→ Requirements
In the listing below, locate the lines bearing the word "année". Copy every one of them.

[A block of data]
--- BEGIN ---
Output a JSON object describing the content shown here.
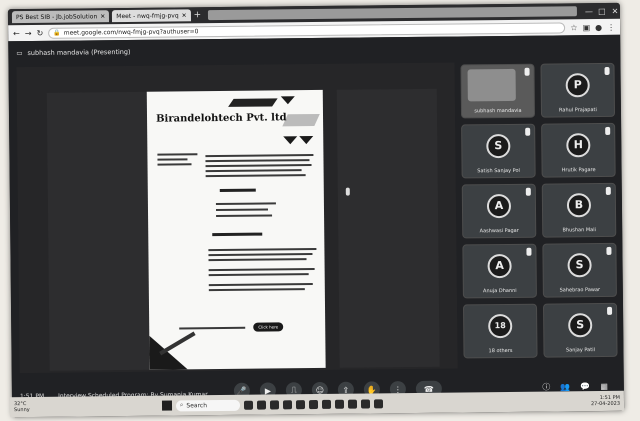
{
  "browser": {
    "tabs": [
      {
        "label": "PS Best SIB - Jb.jobSolution",
        "active": false
      },
      {
        "label": "Meet - nwq-fmjg-pvq",
        "active": true
      }
    ],
    "new_tab": "+",
    "window_controls": [
      "—",
      "□",
      "✕"
    ],
    "url": "meet.google.com/nwq-fmjg-pvq?authuser=0"
  },
  "meeting": {
    "title": "subhash mandavia (Presenting)",
    "time": "1:51 PM",
    "meeting_name": "Interview Scheduled Program: By Sumanja Kumar",
    "presentation": {
      "company": "Birandelohtech Pvt. ltd",
      "cta": "Click here"
    },
    "participants": [
      {
        "name": "subhash mandavia",
        "initial": "",
        "photo": true
      },
      {
        "name": "Rahul Prajapati",
        "initial": "P"
      },
      {
        "name": "Satish Sanjay Pol",
        "initial": "S"
      },
      {
        "name": "Hrutik Pagare",
        "initial": "H"
      },
      {
        "name": "Aashwasi Pagar",
        "initial": "A"
      },
      {
        "name": "Bhushan Mali",
        "initial": "B"
      },
      {
        "name": "Anuja Dhanni",
        "initial": "A"
      },
      {
        "name": "Sahebrao Pawar",
        "initial": "S"
      },
      {
        "name": "18 others",
        "initial": "18"
      },
      {
        "name": "Sanjay Patil",
        "initial": "S"
      }
    ],
    "controls": [
      "mic-icon",
      "camera-icon",
      "captions-icon",
      "emoji-icon",
      "present-icon",
      "hand-icon",
      "more-icon",
      "hangup-icon"
    ],
    "right_controls": [
      "info-icon",
      "people-icon",
      "chat-icon",
      "activities-icon"
    ]
  },
  "taskbar": {
    "weather_temp": "32°C",
    "weather_desc": "Sunny",
    "search_label": "Search",
    "time": "1:51 PM",
    "date": "27-04-2023"
  }
}
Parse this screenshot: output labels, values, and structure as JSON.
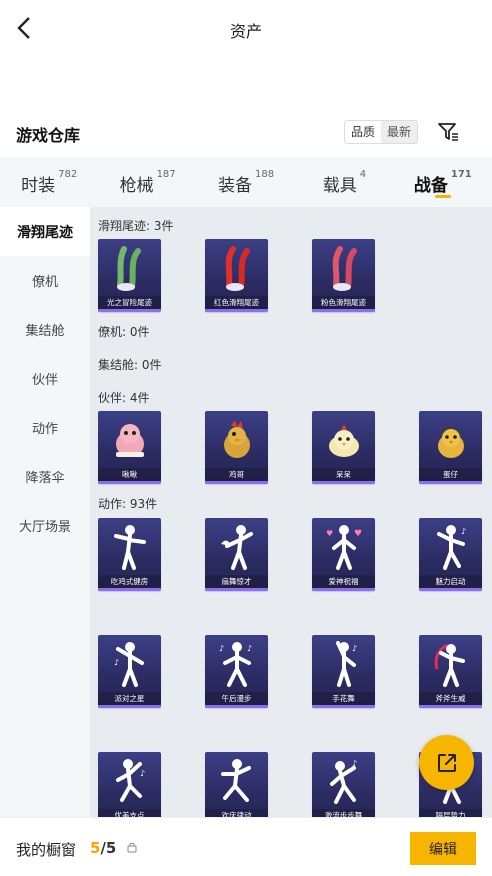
{
  "header": {
    "title": "资产"
  },
  "warehouse": {
    "title": "游戏仓库",
    "sort": {
      "quality": "品质",
      "newest": "最新"
    }
  },
  "tabs": [
    {
      "label": "时装",
      "count": "782",
      "active": false
    },
    {
      "label": "枪械",
      "count": "187",
      "active": false
    },
    {
      "label": "装备",
      "count": "188",
      "active": false
    },
    {
      "label": "载具",
      "count": "4",
      "active": false
    },
    {
      "label": "战备",
      "count": "171",
      "active": true
    }
  ],
  "sidebar": {
    "items": [
      {
        "label": "滑翔尾迹",
        "active": true
      },
      {
        "label": "僚机",
        "active": false
      },
      {
        "label": "集结舱",
        "active": false
      },
      {
        "label": "伙伴",
        "active": false
      },
      {
        "label": "动作",
        "active": false
      },
      {
        "label": "降落伞",
        "active": false
      },
      {
        "label": "大厅场景",
        "active": false
      }
    ]
  },
  "groups": {
    "trails": {
      "label": "滑翔尾迹: 3件",
      "items": [
        "光之冒险尾迹",
        "红色滑翔尾迹",
        "粉色滑翔尾迹"
      ]
    },
    "wingman": {
      "label": "僚机: 0件"
    },
    "pod": {
      "label": "集结舱: 0件"
    },
    "partners": {
      "label": "伙伴: 4件",
      "items": [
        "啾啾",
        "鸡哥",
        "呆呆",
        "蛋仔"
      ]
    },
    "actions": {
      "label": "动作: 93件",
      "items": [
        "吃鸡式健房",
        "扇舞惊才",
        "爱神祝福",
        "魅力启动",
        "派对之星",
        "午后漫步",
        "手花舞",
        "斧斧生威",
        "优美支点",
        "欢庆律动",
        "激流步步舞",
        "隔层势力"
      ]
    }
  },
  "colors": {
    "accent": "#f8b500",
    "card_bg": "#2b2b62",
    "card_stripe": "#8b6ef2"
  },
  "footer": {
    "label": "我的橱窗",
    "current": "5",
    "total": "/5",
    "edit": "编辑"
  },
  "icons": {
    "back": "chevron-left-icon",
    "filter": "filter-icon",
    "lock": "lock-icon",
    "share": "external-link-icon"
  }
}
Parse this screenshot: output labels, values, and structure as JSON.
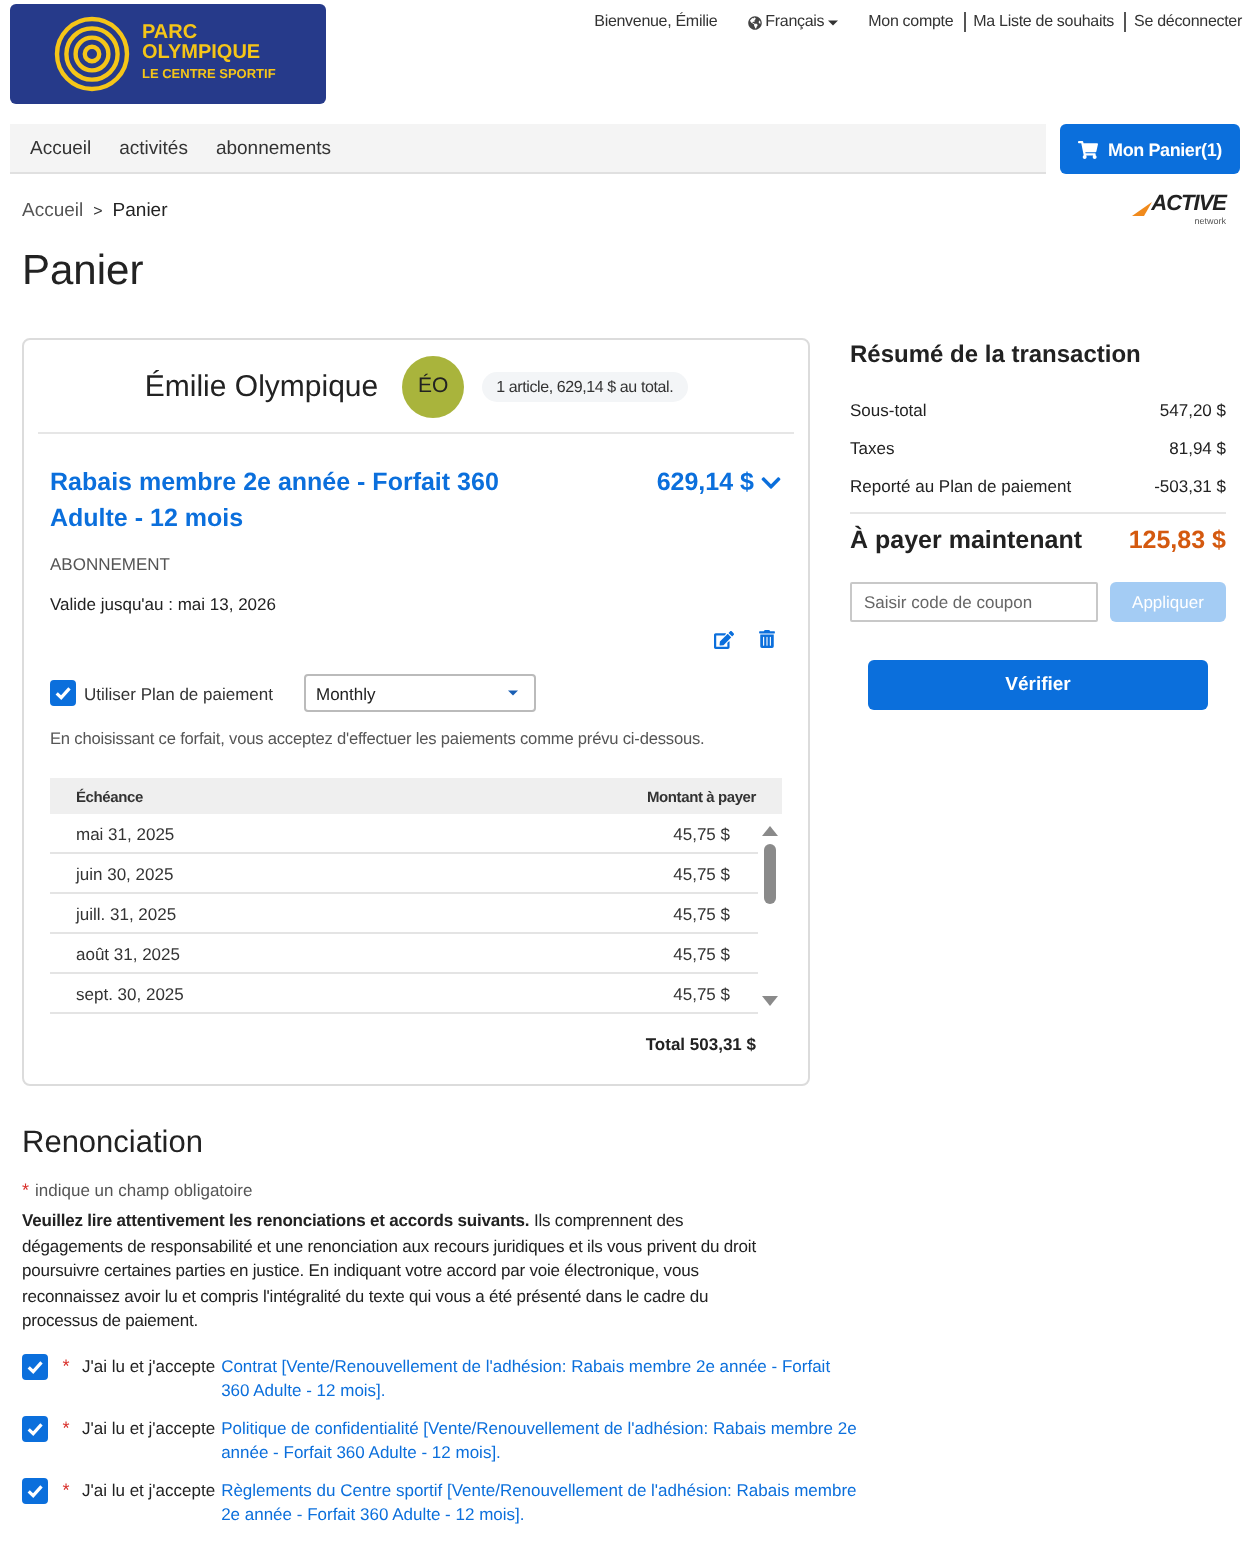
{
  "header": {
    "logo": {
      "title": "PARC OLYMPIQUE",
      "subtitle": "LE CENTRE SPORTIF"
    },
    "top_links": [
      {
        "label": "Bienvenue, Émilie",
        "kind": "greeting"
      },
      {
        "label": "Français",
        "kind": "language"
      },
      {
        "label": "Mon compte",
        "kind": "link"
      },
      {
        "label": "Ma Liste de souhaits",
        "kind": "link"
      },
      {
        "label": "Se déconnecter",
        "kind": "link"
      }
    ]
  },
  "nav": {
    "items": [
      {
        "label": "Accueil"
      },
      {
        "label": "activités"
      },
      {
        "label": "abonnements"
      }
    ],
    "cart_button": "Mon Panier(1)"
  },
  "breadcrumb": {
    "items": [
      "Accueil",
      "Panier"
    ],
    "separator": ">"
  },
  "partner_logo": {
    "name": "ACTIVE",
    "tagline": "network"
  },
  "page_title": "Panier",
  "cart": {
    "customer": {
      "name": "Émilie Olympique",
      "initials": "ÉO",
      "summary": "1 article, 629,14 $ au total."
    },
    "item": {
      "title": "Rabais membre 2e année - Forfait 360 Adulte - 12 mois",
      "price": "629,14 $",
      "type": "ABONNEMENT",
      "validity": "Valide jusqu'au : mai 13, 2026"
    },
    "payment_plan": {
      "label": "Utiliser Plan de paiement",
      "checked": true,
      "frequency": "Monthly",
      "note": "En choisissant ce forfait, vous acceptez d'effectuer les paiements comme prévu ci-dessous."
    },
    "schedule": {
      "columns": [
        "Échéance",
        "Montant à payer"
      ],
      "rows": [
        [
          "mai 31, 2025",
          "45,75 $"
        ],
        [
          "juin 30, 2025",
          "45,75 $"
        ],
        [
          "juill. 31, 2025",
          "45,75 $"
        ],
        [
          "août 31, 2025",
          "45,75 $"
        ],
        [
          "sept. 30, 2025",
          "45,75 $"
        ]
      ],
      "total": "Total 503,31 $"
    }
  },
  "summary": {
    "title": "Résumé de la transaction",
    "rows": [
      {
        "label": "Sous-total",
        "value": "547,20 $"
      },
      {
        "label": "Taxes",
        "value": "81,94 $"
      },
      {
        "label": "Reporté au Plan de paiement",
        "value": "-503,31 $"
      }
    ],
    "due": {
      "label": "À payer maintenant",
      "value": "125,83 $"
    },
    "coupon": {
      "placeholder": "Saisir code de coupon",
      "button": "Appliquer",
      "disabled": true
    },
    "checkout_button": "Vérifier"
  },
  "waiver": {
    "title": "Renonciation",
    "required_mark": "*",
    "required_note": "indique un champ obligatoire",
    "intro": "**Veuillez lire attentivement les renonciations et accords suivants.** Ils comprennent des dégagements de responsabilité et une renonciation aux recours juridiques et ils vous privent du droit poursuivre certaines parties en justice. En indiquant votre accord par voie électronique, vous reconnaissez avoir lu et compris l'intégralité du texte qui vous a été présenté dans le cadre du processus de paiement.",
    "agreements": [
      {
        "prefix": "J'ai lu et j'accepte",
        "link": "Contrat [Vente/Renouvellement de l'adhésion: Rabais membre 2e année - Forfait 360 Adulte - 12 mois].",
        "checked": true,
        "required": true
      },
      {
        "prefix": "J'ai lu et j'accepte",
        "link": "Politique de confidentialité [Vente/Renouvellement de l'adhésion: Rabais membre 2e année - Forfait 360 Adulte - 12 mois].",
        "checked": true,
        "required": true
      },
      {
        "prefix": "J'ai lu et j'accepte",
        "link": "Règlements du Centre sportif [Vente/Renouvellement de l'adhésion: Rabais membre 2e année - Forfait 360 Adulte - 12 mois].",
        "checked": true,
        "required": true
      }
    ]
  }
}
--- END ---
→ Written response
      "title": "Rabais membre 2e année - Forfait 360 Adulte - 12 mois",
        "link": "Contrat [Vente/Renouvellement de l'adhésion: Rabais membre 2e année - Forfait 360 Adulte - 12 mois].",
        "link": "Politique de confidentialité [Vente/Renouvellement de l'adhésion: Rabais membre 2e année - Forfait 360 Adulte - 12 mois].",
        "link": "Règlements du Centre sportif [Vente/Renouvellement de l'adhésion: Rabais membre 2e année - Forfait 360 Adulte - 12 mois].",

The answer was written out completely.